■ Set problem ■
Please retype every row below word for word, leaving out the pictures.

■ Dataset extract ■

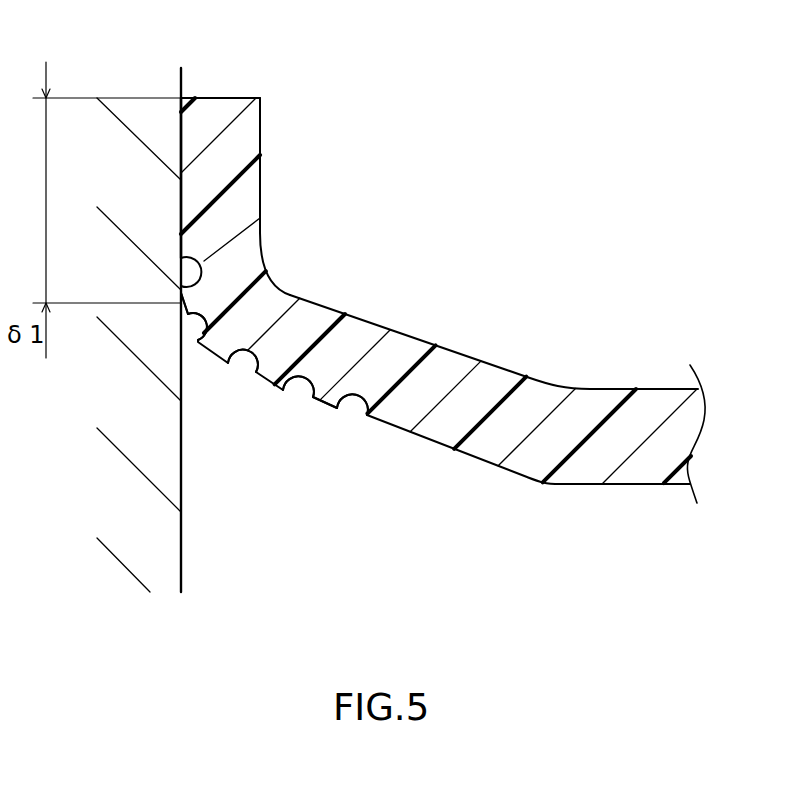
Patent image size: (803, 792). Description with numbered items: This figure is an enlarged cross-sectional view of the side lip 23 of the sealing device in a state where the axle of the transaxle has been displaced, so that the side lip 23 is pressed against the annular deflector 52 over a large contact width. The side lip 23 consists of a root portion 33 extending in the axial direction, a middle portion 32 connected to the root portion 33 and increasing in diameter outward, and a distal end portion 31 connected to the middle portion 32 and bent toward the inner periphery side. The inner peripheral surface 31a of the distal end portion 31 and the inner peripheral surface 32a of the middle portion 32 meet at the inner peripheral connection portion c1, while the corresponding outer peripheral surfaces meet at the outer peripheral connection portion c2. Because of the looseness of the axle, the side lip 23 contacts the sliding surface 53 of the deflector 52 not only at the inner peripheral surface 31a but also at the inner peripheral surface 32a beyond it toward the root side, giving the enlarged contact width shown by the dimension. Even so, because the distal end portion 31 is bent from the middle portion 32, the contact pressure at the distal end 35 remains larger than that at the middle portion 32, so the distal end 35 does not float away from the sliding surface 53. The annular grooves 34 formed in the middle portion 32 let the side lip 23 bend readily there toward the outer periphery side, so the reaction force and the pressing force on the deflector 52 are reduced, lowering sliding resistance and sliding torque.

The side lip 23 is at (652, 290).
The distal end portion 31 is at (267, 149).
The inner peripheral surface 31a is at (181, 133).
The middle portion 32 is at (488, 380).
The inner peripheral surface 32a is at (333, 410).
The root portion 33 is at (627, 465).
The groove 34 is at (188, 259).
The distal end 35 is at (184, 98).
The deflector 52 is at (129, 548).
The sliding surface 53 is at (183, 542).
The inner peripheral connection portion c1 is at (181, 240).
The outer peripheral connection portion c2 is at (260, 192).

■ Full output ■
Patent image size: (803, 792). Description with numbered items: This figure is an enlarged cross-sectional view of the side lip 23 of the sealing device in a state where the axle of the transaxle has been displaced, so that the side lip 23 is pressed against the annular deflector 52 over a large contact width. The side lip 23 consists of a root portion 33 extending in the axial direction, a middle portion 32 connected to the root portion 33 and increasing in diameter outward, and a distal end portion 31 connected to the middle portion 32 and bent toward the inner periphery side. The inner peripheral surface 31a of the distal end portion 31 and the inner peripheral surface 32a of the middle portion 32 meet at the inner peripheral connection portion c1, while the corresponding outer peripheral surfaces meet at the outer peripheral connection portion c2. Because of the looseness of the axle, the side lip 23 contacts the sliding surface 53 of the deflector 52 not only at the inner peripheral surface 31a but also at the inner peripheral surface 32a beyond it toward the root side, giving the enlarged contact width shown by the dimension. Even so, because the distal end portion 31 is bent from the middle portion 32, the contact pressure at the distal end 35 remains larger than that at the middle portion 32, so the distal end 35 does not float away from the sliding surface 53. The annular grooves 34 formed in the middle portion 32 let the side lip 23 bend readily there toward the outer periphery side, so the reaction force and the pressing force on the deflector 52 are reduced, lowering sliding resistance and sliding torque.

The side lip 23 is at (652, 290).
The distal end portion 31 is at (267, 149).
The inner peripheral surface 31a is at (181, 133).
The middle portion 32 is at (488, 380).
The inner peripheral surface 32a is at (333, 410).
The root portion 33 is at (627, 465).
The groove 34 is at (188, 259).
The distal end 35 is at (184, 98).
The deflector 52 is at (129, 548).
The sliding surface 53 is at (183, 542).
The inner peripheral connection portion c1 is at (181, 240).
The outer peripheral connection portion c2 is at (260, 192).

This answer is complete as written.